» **Problem description**
Look through the material below. Copy each line that contains the string "据此完成下面小题".

[Records from a dataset]

------

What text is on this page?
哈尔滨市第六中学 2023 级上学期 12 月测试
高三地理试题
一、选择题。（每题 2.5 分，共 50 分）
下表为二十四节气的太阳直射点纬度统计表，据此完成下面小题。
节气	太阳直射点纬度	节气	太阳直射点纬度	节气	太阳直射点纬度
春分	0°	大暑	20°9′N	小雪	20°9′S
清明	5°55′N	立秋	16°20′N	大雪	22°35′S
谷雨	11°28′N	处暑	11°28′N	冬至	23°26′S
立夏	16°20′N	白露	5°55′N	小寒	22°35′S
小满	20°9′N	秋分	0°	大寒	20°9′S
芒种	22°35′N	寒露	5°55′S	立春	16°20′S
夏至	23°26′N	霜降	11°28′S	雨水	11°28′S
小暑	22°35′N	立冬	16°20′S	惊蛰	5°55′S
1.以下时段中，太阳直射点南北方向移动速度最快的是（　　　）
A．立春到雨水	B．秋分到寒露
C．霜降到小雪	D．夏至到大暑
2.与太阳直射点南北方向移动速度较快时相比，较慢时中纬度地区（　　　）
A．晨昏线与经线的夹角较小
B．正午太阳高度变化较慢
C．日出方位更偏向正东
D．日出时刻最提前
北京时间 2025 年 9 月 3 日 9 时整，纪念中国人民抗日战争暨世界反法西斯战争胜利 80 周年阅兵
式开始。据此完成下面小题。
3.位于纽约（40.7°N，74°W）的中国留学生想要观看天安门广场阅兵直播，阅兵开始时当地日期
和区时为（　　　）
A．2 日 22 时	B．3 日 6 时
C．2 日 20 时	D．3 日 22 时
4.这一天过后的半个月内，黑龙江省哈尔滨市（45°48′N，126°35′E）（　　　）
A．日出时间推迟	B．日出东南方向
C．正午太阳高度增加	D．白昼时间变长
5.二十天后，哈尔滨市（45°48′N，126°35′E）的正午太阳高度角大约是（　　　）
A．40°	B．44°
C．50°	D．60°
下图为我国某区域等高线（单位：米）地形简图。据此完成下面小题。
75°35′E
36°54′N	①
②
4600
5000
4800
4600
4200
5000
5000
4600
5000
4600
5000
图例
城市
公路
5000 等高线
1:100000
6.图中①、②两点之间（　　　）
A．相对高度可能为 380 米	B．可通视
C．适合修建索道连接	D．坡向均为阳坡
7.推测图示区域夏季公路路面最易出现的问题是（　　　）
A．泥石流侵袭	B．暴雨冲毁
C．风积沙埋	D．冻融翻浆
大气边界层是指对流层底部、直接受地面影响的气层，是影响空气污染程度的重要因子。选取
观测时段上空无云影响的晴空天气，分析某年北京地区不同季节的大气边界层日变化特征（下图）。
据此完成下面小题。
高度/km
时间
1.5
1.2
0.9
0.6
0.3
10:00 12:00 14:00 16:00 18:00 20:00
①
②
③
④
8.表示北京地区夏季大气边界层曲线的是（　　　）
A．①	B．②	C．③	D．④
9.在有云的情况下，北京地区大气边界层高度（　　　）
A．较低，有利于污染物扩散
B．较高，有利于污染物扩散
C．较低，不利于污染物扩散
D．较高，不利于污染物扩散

------

» **Correct output**
下表为二十四节气的太阳直射点纬度统计表，据此完成下面小题。
式开始。据此完成下面小题。
下图为我国某区域等高线（单位：米）地形简图。据此完成下面小题。
据此完成下面小题。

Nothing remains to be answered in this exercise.